[Figure record listings]
..........

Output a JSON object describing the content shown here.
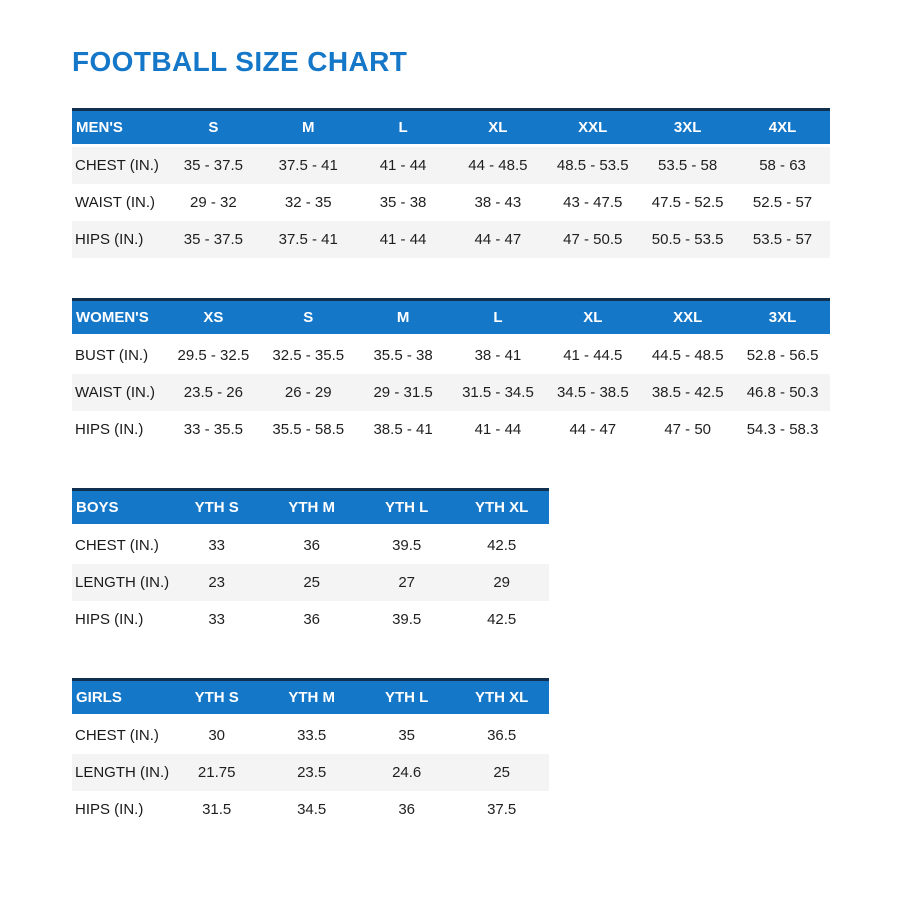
{
  "page": {
    "title": "FOOTBALL SIZE CHART"
  },
  "colors": {
    "title": "#1577c8",
    "header_bg": "#1577c8",
    "header_text": "#ffffff",
    "header_top_border": "#11304f",
    "header_bottom_border": "#1467b0",
    "stripe_bg": "#f4f4f5",
    "row_text": "#1f1f1f",
    "label_text": "#1a1a1a"
  },
  "tables": [
    {
      "name": "mens",
      "header": [
        "MEN'S",
        "S",
        "M",
        "L",
        "XL",
        "XXL",
        "3XL",
        "4XL"
      ],
      "stripe_pattern": [
        "gray",
        "white",
        "gray"
      ],
      "rows": [
        {
          "label": "CHEST (IN.)",
          "values": [
            "35 - 37.5",
            "37.5 - 41",
            "41 - 44",
            "44 - 48.5",
            "48.5 - 53.5",
            "53.5 - 58",
            "58 - 63"
          ]
        },
        {
          "label": "WAIST (IN.)",
          "values": [
            "29 - 32",
            "32 - 35",
            "35 - 38",
            "38 - 43",
            "43 - 47.5",
            "47.5 - 52.5",
            "52.5 - 57"
          ]
        },
        {
          "label": "HIPS (IN.)",
          "values": [
            "35 - 37.5",
            "37.5 - 41",
            "41 - 44",
            "44 - 47",
            "47 - 50.5",
            "50.5 - 53.5",
            "53.5 - 57"
          ]
        }
      ]
    },
    {
      "name": "womens",
      "header": [
        "WOMEN'S",
        "XS",
        "S",
        "M",
        "L",
        "XL",
        "XXL",
        "3XL"
      ],
      "stripe_pattern": [
        "white",
        "gray",
        "white"
      ],
      "rows": [
        {
          "label": "BUST (IN.)",
          "values": [
            "29.5 - 32.5",
            "32.5 - 35.5",
            "35.5 - 38",
            "38 - 41",
            "41 - 44.5",
            "44.5 - 48.5",
            "52.8 - 56.5"
          ]
        },
        {
          "label": "WAIST (IN.)",
          "values": [
            "23.5 - 26",
            "26 - 29",
            "29 - 31.5",
            "31.5 - 34.5",
            "34.5 - 38.5",
            "38.5 - 42.5",
            "46.8 - 50.3"
          ]
        },
        {
          "label": "HIPS (IN.)",
          "values": [
            "33 - 35.5",
            "35.5 - 58.5",
            "38.5 - 41",
            "41 - 44",
            "44 - 47",
            "47 - 50",
            "54.3 - 58.3"
          ]
        }
      ]
    },
    {
      "name": "boys",
      "header": [
        "BOYS",
        "YTH S",
        "YTH M",
        "YTH L",
        "YTH XL"
      ],
      "stripe_pattern": [
        "white",
        "gray",
        "white"
      ],
      "rows": [
        {
          "label": "CHEST (IN.)",
          "values": [
            "33",
            "36",
            "39.5",
            "42.5"
          ]
        },
        {
          "label": "LENGTH (IN.)",
          "values": [
            "23",
            "25",
            "27",
            "29"
          ]
        },
        {
          "label": "HIPS (IN.)",
          "values": [
            "33",
            "36",
            "39.5",
            "42.5"
          ]
        }
      ]
    },
    {
      "name": "girls",
      "header": [
        "GIRLS",
        "YTH S",
        "YTH M",
        "YTH L",
        "YTH XL"
      ],
      "stripe_pattern": [
        "white",
        "gray",
        "white"
      ],
      "rows": [
        {
          "label": "CHEST (IN.)",
          "values": [
            "30",
            "33.5",
            "35",
            "36.5"
          ]
        },
        {
          "label": "LENGTH (IN.)",
          "values": [
            "21.75",
            "23.5",
            "24.6",
            "25"
          ]
        },
        {
          "label": "HIPS (IN.)",
          "values": [
            "31.5",
            "34.5",
            "36",
            "37.5"
          ]
        }
      ]
    }
  ]
}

..........

To be done:
Without including any pictures, reproduce the listing exactly.

Output:
Output a JSON object describing the content shown here.
{
  "page": {
    "title": "FOOTBALL SIZE CHART"
  },
  "colors": {
    "title": "#1577c8",
    "header_bg": "#1577c8",
    "header_text": "#ffffff",
    "header_top_border": "#11304f",
    "header_bottom_border": "#1467b0",
    "stripe_bg": "#f4f4f5",
    "row_text": "#1f1f1f",
    "label_text": "#1a1a1a"
  },
  "tables": [
    {
      "name": "mens",
      "header": [
        "MEN'S",
        "S",
        "M",
        "L",
        "XL",
        "XXL",
        "3XL",
        "4XL"
      ],
      "stripe_pattern": [
        "gray",
        "white",
        "gray"
      ],
      "rows": [
        {
          "label": "CHEST (IN.)",
          "values": [
            "35 - 37.5",
            "37.5 - 41",
            "41 - 44",
            "44 - 48.5",
            "48.5 - 53.5",
            "53.5 - 58",
            "58 - 63"
          ]
        },
        {
          "label": "WAIST (IN.)",
          "values": [
            "29 - 32",
            "32 - 35",
            "35 - 38",
            "38 - 43",
            "43 - 47.5",
            "47.5 - 52.5",
            "52.5 - 57"
          ]
        },
        {
          "label": "HIPS (IN.)",
          "values": [
            "35 - 37.5",
            "37.5 - 41",
            "41 - 44",
            "44 - 47",
            "47 - 50.5",
            "50.5 - 53.5",
            "53.5 - 57"
          ]
        }
      ]
    },
    {
      "name": "womens",
      "header": [
        "WOMEN'S",
        "XS",
        "S",
        "M",
        "L",
        "XL",
        "XXL",
        "3XL"
      ],
      "stripe_pattern": [
        "white",
        "gray",
        "white"
      ],
      "rows": [
        {
          "label": "BUST (IN.)",
          "values": [
            "29.5 - 32.5",
            "32.5 - 35.5",
            "35.5 - 38",
            "38 - 41",
            "41 - 44.5",
            "44.5 - 48.5",
            "52.8 - 56.5"
          ]
        },
        {
          "label": "WAIST (IN.)",
          "values": [
            "23.5 - 26",
            "26 - 29",
            "29 - 31.5",
            "31.5 - 34.5",
            "34.5 - 38.5",
            "38.5 - 42.5",
            "46.8 - 50.3"
          ]
        },
        {
          "label": "HIPS (IN.)",
          "values": [
            "33 - 35.5",
            "35.5 - 58.5",
            "38.5 - 41",
            "41 - 44",
            "44 - 47",
            "47 - 50",
            "54.3 - 58.3"
          ]
        }
      ]
    },
    {
      "name": "boys",
      "header": [
        "BOYS",
        "YTH S",
        "YTH M",
        "YTH L",
        "YTH XL"
      ],
      "stripe_pattern": [
        "white",
        "gray",
        "white"
      ],
      "rows": [
        {
          "label": "CHEST (IN.)",
          "values": [
            "33",
            "36",
            "39.5",
            "42.5"
          ]
        },
        {
          "label": "LENGTH (IN.)",
          "values": [
            "23",
            "25",
            "27",
            "29"
          ]
        },
        {
          "label": "HIPS (IN.)",
          "values": [
            "33",
            "36",
            "39.5",
            "42.5"
          ]
        }
      ]
    },
    {
      "name": "girls",
      "header": [
        "GIRLS",
        "YTH S",
        "YTH M",
        "YTH L",
        "YTH XL"
      ],
      "stripe_pattern": [
        "white",
        "gray",
        "white"
      ],
      "rows": [
        {
          "label": "CHEST (IN.)",
          "values": [
            "30",
            "33.5",
            "35",
            "36.5"
          ]
        },
        {
          "label": "LENGTH (IN.)",
          "values": [
            "21.75",
            "23.5",
            "24.6",
            "25"
          ]
        },
        {
          "label": "HIPS (IN.)",
          "values": [
            "31.5",
            "34.5",
            "36",
            "37.5"
          ]
        }
      ]
    }
  ]
}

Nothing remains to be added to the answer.